» WHAT THE EXERCISE ASKS:
Swap every "vote-amount" in the material below for "vote-total", and leave everything else unchanged.

(Annotated region lists)
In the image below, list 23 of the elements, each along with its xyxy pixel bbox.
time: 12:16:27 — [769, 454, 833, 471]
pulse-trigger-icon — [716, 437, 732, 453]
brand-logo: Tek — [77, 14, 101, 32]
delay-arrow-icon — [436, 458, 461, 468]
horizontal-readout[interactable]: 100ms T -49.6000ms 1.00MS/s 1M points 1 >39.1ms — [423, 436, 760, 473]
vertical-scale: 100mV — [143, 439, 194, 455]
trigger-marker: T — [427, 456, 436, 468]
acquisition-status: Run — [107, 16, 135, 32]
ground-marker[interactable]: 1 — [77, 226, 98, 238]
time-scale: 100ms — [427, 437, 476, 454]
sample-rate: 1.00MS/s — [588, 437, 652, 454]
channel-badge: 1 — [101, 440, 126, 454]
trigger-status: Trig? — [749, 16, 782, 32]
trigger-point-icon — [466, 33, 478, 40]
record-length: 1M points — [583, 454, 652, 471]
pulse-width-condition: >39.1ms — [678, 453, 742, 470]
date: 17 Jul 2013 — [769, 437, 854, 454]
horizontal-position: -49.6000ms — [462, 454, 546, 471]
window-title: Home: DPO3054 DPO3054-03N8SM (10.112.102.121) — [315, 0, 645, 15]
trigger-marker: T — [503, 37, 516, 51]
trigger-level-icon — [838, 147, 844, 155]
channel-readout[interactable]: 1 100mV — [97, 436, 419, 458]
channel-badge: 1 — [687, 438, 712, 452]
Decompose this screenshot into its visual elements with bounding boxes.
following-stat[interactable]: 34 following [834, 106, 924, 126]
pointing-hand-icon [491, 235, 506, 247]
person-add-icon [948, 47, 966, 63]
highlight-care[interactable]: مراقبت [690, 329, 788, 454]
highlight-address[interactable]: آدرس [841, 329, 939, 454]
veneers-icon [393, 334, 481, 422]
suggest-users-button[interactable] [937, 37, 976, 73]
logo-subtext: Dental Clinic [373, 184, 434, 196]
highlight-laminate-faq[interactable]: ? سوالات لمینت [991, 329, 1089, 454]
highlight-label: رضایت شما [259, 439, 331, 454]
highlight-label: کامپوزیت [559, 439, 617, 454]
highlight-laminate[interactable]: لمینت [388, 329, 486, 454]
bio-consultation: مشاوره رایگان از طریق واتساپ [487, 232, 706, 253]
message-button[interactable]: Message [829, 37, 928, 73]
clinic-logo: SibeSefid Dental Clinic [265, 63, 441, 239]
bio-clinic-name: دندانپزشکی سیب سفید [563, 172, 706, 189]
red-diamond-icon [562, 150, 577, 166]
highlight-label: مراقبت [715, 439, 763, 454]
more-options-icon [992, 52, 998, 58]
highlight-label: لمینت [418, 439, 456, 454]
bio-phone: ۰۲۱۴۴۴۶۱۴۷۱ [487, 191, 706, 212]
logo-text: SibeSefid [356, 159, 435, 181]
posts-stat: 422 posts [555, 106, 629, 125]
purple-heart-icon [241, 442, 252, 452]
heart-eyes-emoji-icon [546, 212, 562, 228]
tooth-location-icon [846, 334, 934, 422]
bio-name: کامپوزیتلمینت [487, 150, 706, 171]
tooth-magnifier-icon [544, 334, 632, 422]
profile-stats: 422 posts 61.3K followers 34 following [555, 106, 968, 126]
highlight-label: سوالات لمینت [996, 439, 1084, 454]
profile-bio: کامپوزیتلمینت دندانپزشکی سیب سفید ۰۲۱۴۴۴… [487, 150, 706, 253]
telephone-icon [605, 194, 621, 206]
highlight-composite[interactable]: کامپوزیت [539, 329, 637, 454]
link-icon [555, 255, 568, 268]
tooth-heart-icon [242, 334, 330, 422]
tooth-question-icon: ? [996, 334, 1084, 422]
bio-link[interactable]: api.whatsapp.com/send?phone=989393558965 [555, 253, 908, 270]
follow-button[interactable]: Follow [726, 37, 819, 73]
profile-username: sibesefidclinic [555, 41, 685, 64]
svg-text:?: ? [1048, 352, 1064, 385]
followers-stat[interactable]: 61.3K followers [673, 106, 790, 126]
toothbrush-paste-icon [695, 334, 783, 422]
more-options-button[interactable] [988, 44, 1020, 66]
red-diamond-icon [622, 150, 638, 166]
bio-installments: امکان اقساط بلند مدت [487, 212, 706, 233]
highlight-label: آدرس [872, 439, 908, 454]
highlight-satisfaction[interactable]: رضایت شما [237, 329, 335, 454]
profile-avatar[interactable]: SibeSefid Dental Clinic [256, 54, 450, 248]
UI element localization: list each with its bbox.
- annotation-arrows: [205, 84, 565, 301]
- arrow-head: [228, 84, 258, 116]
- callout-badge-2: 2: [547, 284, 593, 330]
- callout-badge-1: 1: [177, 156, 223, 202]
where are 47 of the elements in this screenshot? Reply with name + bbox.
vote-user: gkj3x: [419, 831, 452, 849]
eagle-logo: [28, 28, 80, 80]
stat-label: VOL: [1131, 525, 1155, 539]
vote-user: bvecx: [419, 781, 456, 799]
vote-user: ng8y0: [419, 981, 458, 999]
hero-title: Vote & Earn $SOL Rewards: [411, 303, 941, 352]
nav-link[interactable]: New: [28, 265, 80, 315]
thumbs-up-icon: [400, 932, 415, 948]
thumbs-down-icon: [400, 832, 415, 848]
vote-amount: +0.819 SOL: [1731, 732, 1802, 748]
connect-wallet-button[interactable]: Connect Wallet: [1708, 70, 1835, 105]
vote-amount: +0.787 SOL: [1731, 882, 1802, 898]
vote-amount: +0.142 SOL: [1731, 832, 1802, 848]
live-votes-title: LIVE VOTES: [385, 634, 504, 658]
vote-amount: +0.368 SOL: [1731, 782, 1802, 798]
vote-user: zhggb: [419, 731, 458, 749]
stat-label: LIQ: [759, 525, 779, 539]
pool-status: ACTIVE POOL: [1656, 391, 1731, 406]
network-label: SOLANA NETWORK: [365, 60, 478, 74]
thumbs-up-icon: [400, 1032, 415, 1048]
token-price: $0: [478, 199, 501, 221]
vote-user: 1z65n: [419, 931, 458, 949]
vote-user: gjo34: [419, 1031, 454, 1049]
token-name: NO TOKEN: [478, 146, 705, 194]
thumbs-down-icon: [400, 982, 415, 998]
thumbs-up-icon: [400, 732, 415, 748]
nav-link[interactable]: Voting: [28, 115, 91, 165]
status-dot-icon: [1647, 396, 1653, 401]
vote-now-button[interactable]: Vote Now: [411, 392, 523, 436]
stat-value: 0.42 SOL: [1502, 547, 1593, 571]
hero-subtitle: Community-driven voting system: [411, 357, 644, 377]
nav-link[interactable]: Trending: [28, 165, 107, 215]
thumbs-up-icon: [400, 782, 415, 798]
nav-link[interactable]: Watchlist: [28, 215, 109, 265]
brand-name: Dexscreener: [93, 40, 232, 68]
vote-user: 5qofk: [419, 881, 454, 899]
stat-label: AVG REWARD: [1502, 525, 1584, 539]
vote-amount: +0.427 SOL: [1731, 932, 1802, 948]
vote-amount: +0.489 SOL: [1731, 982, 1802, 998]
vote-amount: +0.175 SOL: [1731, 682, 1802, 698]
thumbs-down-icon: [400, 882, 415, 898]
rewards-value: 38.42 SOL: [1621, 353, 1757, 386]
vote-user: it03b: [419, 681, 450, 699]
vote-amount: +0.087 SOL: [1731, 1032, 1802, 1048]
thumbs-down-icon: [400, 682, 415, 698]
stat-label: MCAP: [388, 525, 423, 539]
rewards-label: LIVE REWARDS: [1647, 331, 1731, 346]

» SOLVED EXERCISE:
In the image below, list 23 of the elements, each along with its xyxy pixel bbox.
time: 12:16:27 — [769, 454, 833, 471]
pulse-trigger-icon — [716, 437, 732, 453]
brand-logo: Tek — [77, 14, 101, 32]
delay-arrow-icon — [436, 458, 461, 468]
horizontal-readout[interactable]: 100ms T -49.6000ms 1.00MS/s 1M points 1 >39.1ms — [423, 436, 760, 473]
vertical-scale: 100mV — [143, 439, 194, 455]
trigger-marker: T — [427, 456, 436, 468]
acquisition-status: Run — [107, 16, 135, 32]
ground-marker[interactable]: 1 — [77, 226, 98, 238]
time-scale: 100ms — [427, 437, 476, 454]
sample-rate: 1.00MS/s — [588, 437, 652, 454]
channel-badge: 1 — [101, 440, 126, 454]
trigger-status: Trig? — [749, 16, 782, 32]
trigger-point-icon — [466, 33, 478, 40]
record-length: 1M points — [583, 454, 652, 471]
pulse-width-condition: >39.1ms — [678, 453, 742, 470]
date: 17 Jul 2013 — [769, 437, 854, 454]
horizontal-position: -49.6000ms — [462, 454, 546, 471]
window-title: Home: DPO3054 DPO3054-03N8SM (10.112.102.121) — [315, 0, 645, 15]
trigger-marker: T — [503, 37, 516, 51]
trigger-level-icon — [838, 147, 844, 155]
channel-readout[interactable]: 1 100mV — [97, 436, 419, 458]
channel-badge: 1 — [687, 438, 712, 452]
Decompose this screenshot into its visual elements with bounding boxes.
following-stat[interactable]: 34 following [834, 106, 924, 126]
pointing-hand-icon [491, 235, 506, 247]
person-add-icon [948, 47, 966, 63]
highlight-care[interactable]: مراقبت [690, 329, 788, 454]
highlight-address[interactable]: آدرس [841, 329, 939, 454]
veneers-icon [393, 334, 481, 422]
suggest-users-button[interactable] [937, 37, 976, 73]
logo-subtext: Dental Clinic [373, 184, 434, 196]
highlight-laminate-faq[interactable]: ? سوالات لمینت [991, 329, 1089, 454]
highlight-label: رضایت شما [259, 439, 331, 454]
highlight-label: کامپوزیت [559, 439, 617, 454]
highlight-laminate[interactable]: لمینت [388, 329, 486, 454]
bio-consultation: مشاوره رایگان از طریق واتساپ [487, 232, 706, 253]
message-button[interactable]: Message [829, 37, 928, 73]
clinic-logo: SibeSefid Dental Clinic [265, 63, 441, 239]
bio-clinic-name: دندانپزشکی سیب سفید [563, 172, 706, 189]
red-diamond-icon [562, 150, 577, 166]
highlight-label: مراقبت [715, 439, 763, 454]
more-options-icon [992, 52, 998, 58]
highlight-label: لمینت [418, 439, 456, 454]
bio-phone: ۰۲۱۴۴۴۶۱۴۷۱ [487, 191, 706, 212]
logo-text: SibeSefid [356, 159, 435, 181]
posts-stat: 422 posts [555, 106, 629, 125]
purple-heart-icon [241, 442, 252, 452]
heart-eyes-emoji-icon [546, 212, 562, 228]
tooth-location-icon [846, 334, 934, 422]
bio-name: کامپوزیتلمینت [487, 150, 706, 171]
tooth-magnifier-icon [544, 334, 632, 422]
profile-stats: 422 posts 61.3K followers 34 following [555, 106, 968, 126]
highlight-label: سوالات لمینت [996, 439, 1084, 454]
profile-bio: کامپوزیتلمینت دندانپزشکی سیب سفید ۰۲۱۴۴۴… [487, 150, 706, 253]
telephone-icon [605, 194, 621, 206]
highlight-composite[interactable]: کامپوزیت [539, 329, 637, 454]
link-icon [555, 255, 568, 268]
tooth-heart-icon [242, 334, 330, 422]
tooth-question-icon: ? [996, 334, 1084, 422]
bio-link[interactable]: api.whatsapp.com/send?phone=989393558965 [555, 253, 908, 270]
follow-button[interactable]: Follow [726, 37, 819, 73]
profile-username: sibesefidclinic [555, 41, 685, 64]
svg-text:?: ? [1048, 352, 1064, 385]
followers-stat[interactable]: 61.3K followers [673, 106, 790, 126]
toothbrush-paste-icon [695, 334, 783, 422]
more-options-button[interactable] [988, 44, 1020, 66]
red-diamond-icon [622, 150, 638, 166]
bio-installments: امکان اقساط بلند مدت [487, 212, 706, 233]
highlight-label: آدرس [872, 439, 908, 454]
highlight-satisfaction[interactable]: رضایت شما [237, 329, 335, 454]
profile-avatar[interactable]: SibeSefid Dental Clinic [256, 54, 450, 248]
UI element localization: list each with its bbox.
- annotation-arrows: [205, 84, 565, 301]
- arrow-head: [228, 84, 258, 116]
- callout-badge-2: 2: [547, 284, 593, 330]
- callout-badge-1: 1: [177, 156, 223, 202]
where are 47 of the elements in this screenshot? Reply with name + bbox.
vote-user: gkj3x: [419, 831, 452, 849]
eagle-logo: [28, 28, 80, 80]
stat-label: VOL: [1131, 525, 1155, 539]
vote-user: bvecx: [419, 781, 456, 799]
vote-user: ng8y0: [419, 981, 458, 999]
hero-title: Vote & Earn $SOL Rewards: [411, 303, 941, 352]
nav-link[interactable]: New: [28, 265, 80, 315]
thumbs-up-icon: [400, 932, 415, 948]
thumbs-down-icon: [400, 832, 415, 848]
vote-total: +0.819 SOL: [1731, 732, 1802, 748]
connect-wallet-button[interactable]: Connect Wallet: [1708, 70, 1835, 105]
vote-total: +0.787 SOL: [1731, 882, 1802, 898]
vote-total: +0.142 SOL: [1731, 832, 1802, 848]
live-votes-title: LIVE VOTES: [385, 634, 504, 658]
vote-total: +0.368 SOL: [1731, 782, 1802, 798]
vote-user: zhggb: [419, 731, 458, 749]
stat-label: LIQ: [759, 525, 779, 539]
pool-status: ACTIVE POOL: [1656, 391, 1731, 406]
network-label: SOLANA NETWORK: [365, 60, 478, 74]
thumbs-up-icon: [400, 1032, 415, 1048]
token-price: $0: [478, 199, 501, 221]
vote-user: 1z65n: [419, 931, 458, 949]
vote-user: gjo34: [419, 1031, 454, 1049]
token-name: NO TOKEN: [478, 146, 705, 194]
thumbs-down-icon: [400, 982, 415, 998]
thumbs-up-icon: [400, 732, 415, 748]
nav-link[interactable]: Voting: [28, 115, 91, 165]
status-dot-icon: [1647, 396, 1653, 401]
vote-now-button[interactable]: Vote Now: [411, 392, 523, 436]
stat-value: 0.42 SOL: [1502, 547, 1593, 571]
hero-subtitle: Community-driven voting system: [411, 357, 644, 377]
nav-link[interactable]: Trending: [28, 165, 107, 215]
thumbs-up-icon: [400, 782, 415, 798]
nav-link[interactable]: Watchlist: [28, 215, 109, 265]
brand-name: Dexscreener: [93, 40, 232, 68]
vote-user: 5qofk: [419, 881, 454, 899]
stat-label: AVG REWARD: [1502, 525, 1584, 539]
vote-total: +0.427 SOL: [1731, 932, 1802, 948]
vote-total: +0.489 SOL: [1731, 982, 1802, 998]
vote-total: +0.175 SOL: [1731, 682, 1802, 698]
thumbs-down-icon: [400, 882, 415, 898]
rewards-value: 38.42 SOL: [1621, 353, 1757, 386]
vote-user: it03b: [419, 681, 450, 699]
vote-total: +0.087 SOL: [1731, 1032, 1802, 1048]
thumbs-down-icon: [400, 682, 415, 698]
stat-label: MCAP: [388, 525, 423, 539]
rewards-label: LIVE REWARDS: [1647, 331, 1731, 346]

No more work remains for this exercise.